→ WRITTEN TASK
Filter the listing below, copying every line in which the word "ylabel" appears.

==== MATERIAL TO PROCESS

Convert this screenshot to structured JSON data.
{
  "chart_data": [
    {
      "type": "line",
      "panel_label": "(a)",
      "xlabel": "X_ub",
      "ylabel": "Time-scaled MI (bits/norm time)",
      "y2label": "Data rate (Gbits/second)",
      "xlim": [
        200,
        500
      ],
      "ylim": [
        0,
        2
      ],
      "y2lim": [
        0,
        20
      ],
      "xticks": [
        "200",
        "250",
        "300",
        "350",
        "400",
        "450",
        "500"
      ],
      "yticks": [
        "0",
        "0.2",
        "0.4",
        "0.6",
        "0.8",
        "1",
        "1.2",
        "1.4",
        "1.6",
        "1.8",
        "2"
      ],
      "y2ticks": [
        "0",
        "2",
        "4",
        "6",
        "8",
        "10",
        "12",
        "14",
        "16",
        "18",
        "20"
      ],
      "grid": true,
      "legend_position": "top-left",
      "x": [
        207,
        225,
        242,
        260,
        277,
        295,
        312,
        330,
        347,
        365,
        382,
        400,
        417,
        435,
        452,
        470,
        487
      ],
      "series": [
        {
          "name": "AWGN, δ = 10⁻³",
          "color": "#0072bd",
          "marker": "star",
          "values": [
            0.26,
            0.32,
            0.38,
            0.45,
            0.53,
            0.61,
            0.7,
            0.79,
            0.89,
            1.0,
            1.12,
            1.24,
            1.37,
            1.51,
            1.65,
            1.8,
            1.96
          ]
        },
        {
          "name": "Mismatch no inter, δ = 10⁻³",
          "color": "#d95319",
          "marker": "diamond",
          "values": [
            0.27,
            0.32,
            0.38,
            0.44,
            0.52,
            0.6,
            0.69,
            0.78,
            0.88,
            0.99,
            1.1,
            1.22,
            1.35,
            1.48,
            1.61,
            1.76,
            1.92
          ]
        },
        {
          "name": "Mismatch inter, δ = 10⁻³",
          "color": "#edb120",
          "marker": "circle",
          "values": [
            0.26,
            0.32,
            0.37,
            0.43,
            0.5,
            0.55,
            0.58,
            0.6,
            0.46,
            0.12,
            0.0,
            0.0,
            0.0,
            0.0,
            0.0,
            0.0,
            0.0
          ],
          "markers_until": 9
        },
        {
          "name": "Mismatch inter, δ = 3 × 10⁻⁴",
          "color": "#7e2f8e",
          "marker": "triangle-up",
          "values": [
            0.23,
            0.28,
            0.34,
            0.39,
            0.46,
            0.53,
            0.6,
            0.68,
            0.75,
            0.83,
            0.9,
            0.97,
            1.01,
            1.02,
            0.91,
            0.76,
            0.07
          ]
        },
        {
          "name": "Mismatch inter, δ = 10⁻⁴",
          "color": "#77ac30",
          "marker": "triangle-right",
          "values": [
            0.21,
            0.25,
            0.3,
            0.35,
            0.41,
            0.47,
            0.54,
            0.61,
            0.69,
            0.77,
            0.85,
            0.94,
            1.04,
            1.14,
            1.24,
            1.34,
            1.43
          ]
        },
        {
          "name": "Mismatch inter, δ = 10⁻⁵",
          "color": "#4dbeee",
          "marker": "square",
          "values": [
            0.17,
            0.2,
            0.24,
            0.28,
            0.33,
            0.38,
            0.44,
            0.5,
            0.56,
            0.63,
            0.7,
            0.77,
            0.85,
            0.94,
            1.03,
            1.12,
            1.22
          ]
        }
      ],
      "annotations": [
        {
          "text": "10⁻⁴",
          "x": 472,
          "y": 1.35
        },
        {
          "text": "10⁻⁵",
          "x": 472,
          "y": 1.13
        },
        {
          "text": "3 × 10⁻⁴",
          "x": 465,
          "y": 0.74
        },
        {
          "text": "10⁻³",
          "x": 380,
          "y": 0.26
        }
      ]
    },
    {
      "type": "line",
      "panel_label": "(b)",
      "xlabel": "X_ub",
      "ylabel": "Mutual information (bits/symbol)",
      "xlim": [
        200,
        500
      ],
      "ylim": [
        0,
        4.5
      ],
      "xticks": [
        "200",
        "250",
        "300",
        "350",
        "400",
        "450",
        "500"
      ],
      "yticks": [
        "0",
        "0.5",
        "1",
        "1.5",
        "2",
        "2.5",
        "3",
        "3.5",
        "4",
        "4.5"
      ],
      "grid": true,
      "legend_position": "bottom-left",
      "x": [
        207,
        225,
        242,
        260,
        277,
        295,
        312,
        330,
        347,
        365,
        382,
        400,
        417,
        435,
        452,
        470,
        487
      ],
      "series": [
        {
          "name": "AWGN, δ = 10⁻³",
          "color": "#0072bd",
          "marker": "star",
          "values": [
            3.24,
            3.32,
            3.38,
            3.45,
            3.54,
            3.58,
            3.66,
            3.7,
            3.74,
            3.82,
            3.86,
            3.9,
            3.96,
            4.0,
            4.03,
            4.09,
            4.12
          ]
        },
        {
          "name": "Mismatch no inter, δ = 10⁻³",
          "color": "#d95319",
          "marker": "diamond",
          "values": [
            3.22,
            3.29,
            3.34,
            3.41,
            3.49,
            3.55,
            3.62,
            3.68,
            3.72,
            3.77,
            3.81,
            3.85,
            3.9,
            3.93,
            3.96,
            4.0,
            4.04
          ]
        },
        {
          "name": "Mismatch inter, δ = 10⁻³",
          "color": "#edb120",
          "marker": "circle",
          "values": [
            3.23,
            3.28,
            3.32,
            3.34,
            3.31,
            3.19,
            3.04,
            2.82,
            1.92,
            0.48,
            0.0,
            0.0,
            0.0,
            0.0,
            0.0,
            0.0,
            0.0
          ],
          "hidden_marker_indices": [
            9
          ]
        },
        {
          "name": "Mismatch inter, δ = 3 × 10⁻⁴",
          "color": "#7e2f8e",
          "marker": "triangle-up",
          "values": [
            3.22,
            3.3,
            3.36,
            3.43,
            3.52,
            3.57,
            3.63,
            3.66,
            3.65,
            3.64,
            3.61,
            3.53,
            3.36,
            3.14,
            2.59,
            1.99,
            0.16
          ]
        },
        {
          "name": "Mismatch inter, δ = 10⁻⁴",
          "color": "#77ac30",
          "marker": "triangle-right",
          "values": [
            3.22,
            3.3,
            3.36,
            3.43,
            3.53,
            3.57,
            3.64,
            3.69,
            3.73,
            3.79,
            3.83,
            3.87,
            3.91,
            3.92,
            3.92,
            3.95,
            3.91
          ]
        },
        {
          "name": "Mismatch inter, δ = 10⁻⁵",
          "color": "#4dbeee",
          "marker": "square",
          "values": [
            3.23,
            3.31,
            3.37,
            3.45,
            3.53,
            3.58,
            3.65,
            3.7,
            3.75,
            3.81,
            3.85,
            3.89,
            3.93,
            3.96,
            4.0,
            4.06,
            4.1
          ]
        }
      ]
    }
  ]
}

========
==== MATERIAL TO PROCESS

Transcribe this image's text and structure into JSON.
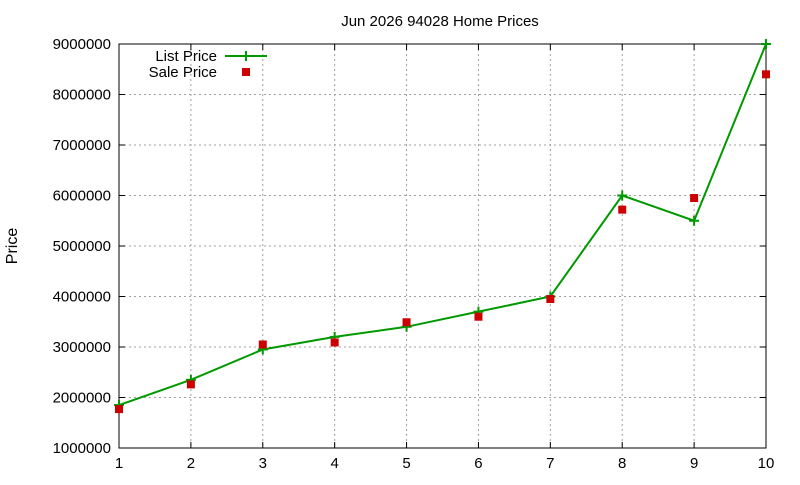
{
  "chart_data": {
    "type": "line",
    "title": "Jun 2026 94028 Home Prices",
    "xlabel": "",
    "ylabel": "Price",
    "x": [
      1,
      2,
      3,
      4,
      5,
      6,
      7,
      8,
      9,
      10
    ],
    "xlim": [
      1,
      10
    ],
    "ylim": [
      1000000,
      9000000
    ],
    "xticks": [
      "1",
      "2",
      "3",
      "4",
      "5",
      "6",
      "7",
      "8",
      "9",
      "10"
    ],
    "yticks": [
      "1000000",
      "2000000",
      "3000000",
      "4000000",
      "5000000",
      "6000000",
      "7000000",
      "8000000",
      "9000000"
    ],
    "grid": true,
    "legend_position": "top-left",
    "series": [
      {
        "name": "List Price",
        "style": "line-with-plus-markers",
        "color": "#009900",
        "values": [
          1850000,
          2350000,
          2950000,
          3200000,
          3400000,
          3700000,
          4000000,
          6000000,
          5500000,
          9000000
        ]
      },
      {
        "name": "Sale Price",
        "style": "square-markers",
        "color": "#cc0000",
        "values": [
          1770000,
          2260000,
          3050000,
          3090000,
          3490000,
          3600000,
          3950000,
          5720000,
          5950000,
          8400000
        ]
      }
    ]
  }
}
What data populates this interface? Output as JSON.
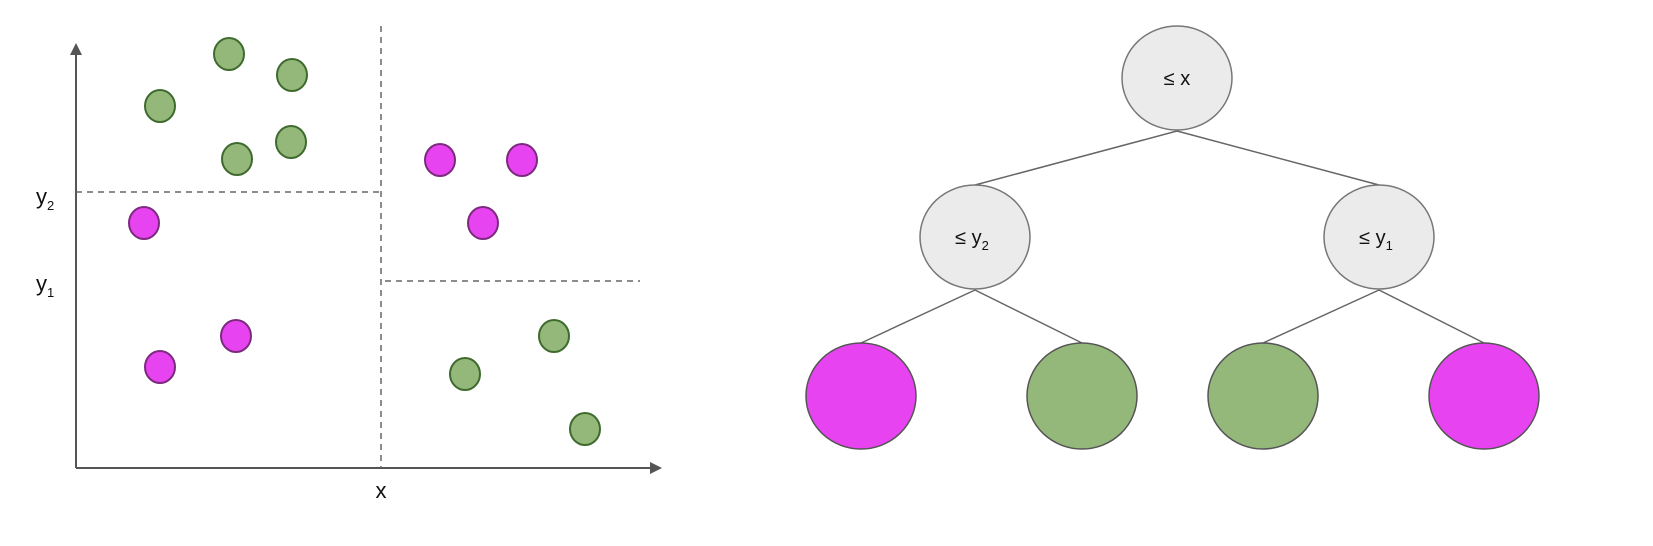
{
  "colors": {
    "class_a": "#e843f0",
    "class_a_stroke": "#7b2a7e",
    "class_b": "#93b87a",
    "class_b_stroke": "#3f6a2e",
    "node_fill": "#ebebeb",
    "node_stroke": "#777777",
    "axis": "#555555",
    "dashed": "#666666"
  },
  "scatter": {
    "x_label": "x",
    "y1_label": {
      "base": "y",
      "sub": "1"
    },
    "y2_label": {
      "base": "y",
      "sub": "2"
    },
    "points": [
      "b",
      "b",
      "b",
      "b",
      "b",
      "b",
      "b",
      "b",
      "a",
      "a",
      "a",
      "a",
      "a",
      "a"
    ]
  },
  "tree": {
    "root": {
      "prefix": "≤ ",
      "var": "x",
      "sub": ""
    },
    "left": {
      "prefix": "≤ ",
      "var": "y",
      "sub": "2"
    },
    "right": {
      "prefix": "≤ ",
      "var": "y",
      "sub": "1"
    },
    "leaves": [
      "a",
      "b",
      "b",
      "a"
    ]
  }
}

========
==== MATERIAL TO PROCESS

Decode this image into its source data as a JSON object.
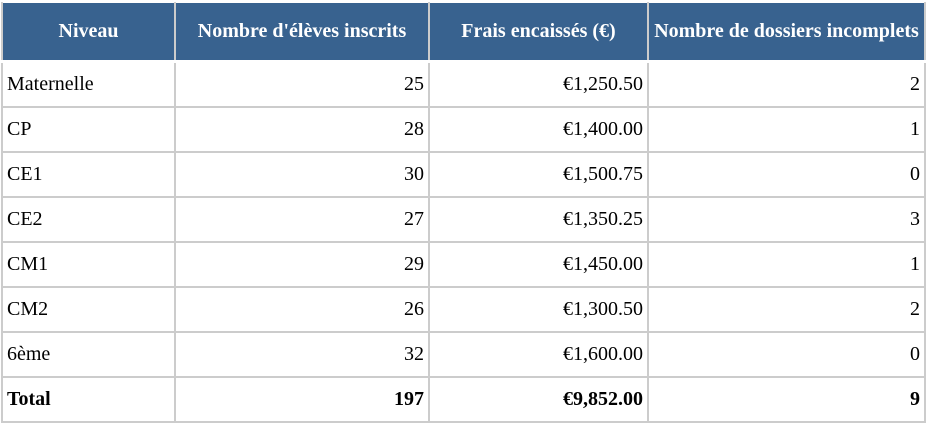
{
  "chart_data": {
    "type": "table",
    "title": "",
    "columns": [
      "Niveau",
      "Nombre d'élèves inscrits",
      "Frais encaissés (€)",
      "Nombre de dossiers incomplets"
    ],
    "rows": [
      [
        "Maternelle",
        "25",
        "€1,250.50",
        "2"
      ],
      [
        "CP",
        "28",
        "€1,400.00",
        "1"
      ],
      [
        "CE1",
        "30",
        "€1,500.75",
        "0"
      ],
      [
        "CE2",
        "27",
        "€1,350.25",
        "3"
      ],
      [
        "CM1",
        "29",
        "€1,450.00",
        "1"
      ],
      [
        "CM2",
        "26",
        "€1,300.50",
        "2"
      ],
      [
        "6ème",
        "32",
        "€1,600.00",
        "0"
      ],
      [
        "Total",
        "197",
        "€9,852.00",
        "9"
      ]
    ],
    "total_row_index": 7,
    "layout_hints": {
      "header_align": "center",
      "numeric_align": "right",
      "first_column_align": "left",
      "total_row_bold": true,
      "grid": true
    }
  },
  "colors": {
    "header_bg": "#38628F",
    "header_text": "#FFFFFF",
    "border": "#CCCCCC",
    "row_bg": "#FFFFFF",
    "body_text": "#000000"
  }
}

========

→ REPLY
      "ylabel": "Time-scaled MI (bits/norm time)",
      "ylabel": "Mutual information (bits/symbol)",
    "ylabel": "Price",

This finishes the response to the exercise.